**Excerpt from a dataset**
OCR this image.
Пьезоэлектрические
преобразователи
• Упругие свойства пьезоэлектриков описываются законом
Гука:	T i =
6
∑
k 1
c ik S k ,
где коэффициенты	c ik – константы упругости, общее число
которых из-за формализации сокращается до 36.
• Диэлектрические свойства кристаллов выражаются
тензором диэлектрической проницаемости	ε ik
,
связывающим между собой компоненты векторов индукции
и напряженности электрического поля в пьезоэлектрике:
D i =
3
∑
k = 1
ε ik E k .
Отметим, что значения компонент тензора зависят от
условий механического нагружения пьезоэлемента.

**REQUEST**
Would you restate each of the entries word for word?

**OUTPUT OF THE TASK**
OCR this image.
Пьезоэлектрические
преобразователи
• Упругие свойства пьезоэлектриков описываются законом
Гука:	T i =
6
∑
k 1
c ik S k ,
где коэффициенты	c ik – константы упругости, общее число
которых из-за формализации сокращается до 36.
• Диэлектрические свойства кристаллов выражаются
тензором диэлектрической проницаемости	ε ik
,
связывающим между собой компоненты векторов индукции
и напряженности электрического поля в пьезоэлектрике:
D i =
3
∑
k = 1
ε ik E k .
Отметим, что значения компонент тензора зависят от
условий механического нагружения пьезоэлемента.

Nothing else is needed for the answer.